Please reproduce the entries below verbatim, leaving out the pictures.

» EXERCISE MATERIAL

=-=-=

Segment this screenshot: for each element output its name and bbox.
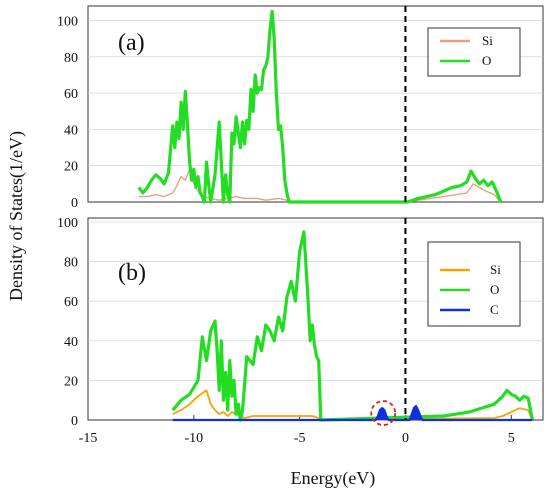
x-tick-label: 0 bbox=[402, 431, 409, 446]
y-tick-label: 0 bbox=[71, 196, 78, 211]
panel-a: 0 20 40 60 80 100 (a) Si O bbox=[57, 5, 544, 211]
legend-o-label: O bbox=[482, 53, 491, 68]
series-o-line bbox=[171, 230, 534, 422]
y-tick-label: 0 bbox=[71, 414, 78, 429]
y-tick-label: 60 bbox=[64, 87, 78, 102]
panel-b-series bbox=[171, 230, 534, 422]
legend-o-label: O bbox=[490, 282, 499, 297]
y-tick-label: 40 bbox=[64, 123, 78, 138]
panel-b-legend: Si O C bbox=[427, 241, 521, 327]
series-si-line bbox=[172, 389, 534, 421]
legend-si-label: Si bbox=[482, 33, 493, 48]
y-tick-label: 80 bbox=[64, 256, 78, 271]
y-tick-label: 80 bbox=[64, 51, 78, 66]
x-tick-label: 5 bbox=[508, 431, 515, 446]
gap-state-highlight-circle bbox=[370, 400, 397, 426]
y-axis-label: Density of States(1/eV) bbox=[6, 131, 27, 301]
legend-si-label: Si bbox=[490, 262, 501, 277]
panel-b-legend-box bbox=[427, 241, 521, 327]
panel-b-y-ticks: 0 20 40 60 80 100 bbox=[57, 216, 78, 429]
panel-b-label: (b) bbox=[118, 260, 146, 286]
y-tick-label: 100 bbox=[57, 15, 78, 30]
series-c-line bbox=[172, 405, 533, 422]
panel-b: 0 20 40 60 80 100 -15 -10 -5 0 5 (b) Si O C bbox=[57, 216, 544, 446]
panel-a-legend: Si O bbox=[427, 27, 521, 77]
legend-c-label: C bbox=[490, 302, 499, 317]
y-tick-label: 40 bbox=[64, 335, 78, 350]
x-tick-label: -5 bbox=[294, 431, 306, 446]
y-tick-label: 100 bbox=[57, 216, 78, 231]
panel-a-legend-box bbox=[427, 27, 521, 77]
panel-a-y-ticks: 0 20 40 60 80 100 bbox=[57, 15, 78, 211]
series-si-line bbox=[138, 168, 502, 203]
series-o-line bbox=[137, 9, 503, 204]
x-axis-label: Energy(eV) bbox=[291, 468, 376, 489]
y-tick-label: 20 bbox=[64, 374, 78, 389]
panel-a-series bbox=[137, 9, 503, 204]
x-tick-label: -10 bbox=[184, 431, 203, 446]
y-tick-label: 60 bbox=[64, 295, 78, 310]
x-tick-label: -15 bbox=[79, 431, 98, 446]
panel-a-label: (a) bbox=[118, 30, 145, 56]
y-tick-label: 20 bbox=[64, 160, 78, 175]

=-=-=

» SOLUTION TO THE EXERCISE
Segment this screenshot: for each element output its name and bbox.
x-tick-label: 0 bbox=[402, 431, 409, 446]
y-tick-label: 0 bbox=[71, 196, 78, 211]
panel-a: 0 20 40 60 80 100 (a) Si O bbox=[57, 5, 544, 211]
legend-o-label: O bbox=[482, 53, 491, 68]
series-o-line bbox=[171, 230, 534, 422]
y-tick-label: 0 bbox=[71, 414, 78, 429]
y-tick-label: 60 bbox=[64, 87, 78, 102]
panel-b-series bbox=[171, 230, 534, 422]
legend-o-label: O bbox=[490, 282, 499, 297]
y-tick-label: 40 bbox=[64, 123, 78, 138]
panel-b-legend: Si O C bbox=[427, 241, 521, 327]
series-si-line bbox=[172, 389, 534, 421]
legend-si-label: Si bbox=[482, 33, 493, 48]
y-tick-label: 80 bbox=[64, 256, 78, 271]
y-tick-label: 80 bbox=[64, 51, 78, 66]
x-tick-label: 5 bbox=[508, 431, 515, 446]
gap-state-highlight-circle bbox=[370, 400, 397, 426]
y-axis-label: Density of States(1/eV) bbox=[6, 131, 27, 301]
legend-si-label: Si bbox=[490, 262, 501, 277]
panel-b-legend-box bbox=[427, 241, 521, 327]
panel-b-y-ticks: 0 20 40 60 80 100 bbox=[57, 216, 78, 429]
panel-b-label: (b) bbox=[118, 260, 146, 286]
y-tick-label: 100 bbox=[57, 15, 78, 30]
series-c-line bbox=[172, 405, 533, 422]
panel-b: 0 20 40 60 80 100 -15 -10 -5 0 5 (b) Si O C bbox=[57, 216, 544, 446]
panel-a-legend: Si O bbox=[427, 27, 521, 77]
legend-c-label: C bbox=[490, 302, 499, 317]
y-tick-label: 40 bbox=[64, 335, 78, 350]
x-tick-label: -5 bbox=[294, 431, 306, 446]
y-tick-label: 100 bbox=[57, 216, 78, 231]
panel-a-legend-box bbox=[427, 27, 521, 77]
panel-a-y-ticks: 0 20 40 60 80 100 bbox=[57, 15, 78, 211]
series-si-line bbox=[138, 168, 502, 203]
series-o-line bbox=[137, 9, 503, 204]
x-axis-label: Energy(eV) bbox=[291, 468, 376, 489]
y-tick-label: 20 bbox=[64, 374, 78, 389]
panel-a-series bbox=[137, 9, 503, 204]
x-tick-label: -10 bbox=[184, 431, 203, 446]
y-tick-label: 60 bbox=[64, 295, 78, 310]
x-tick-label: -15 bbox=[79, 431, 98, 446]
panel-a-label: (a) bbox=[118, 30, 145, 56]
y-tick-label: 20 bbox=[64, 160, 78, 175]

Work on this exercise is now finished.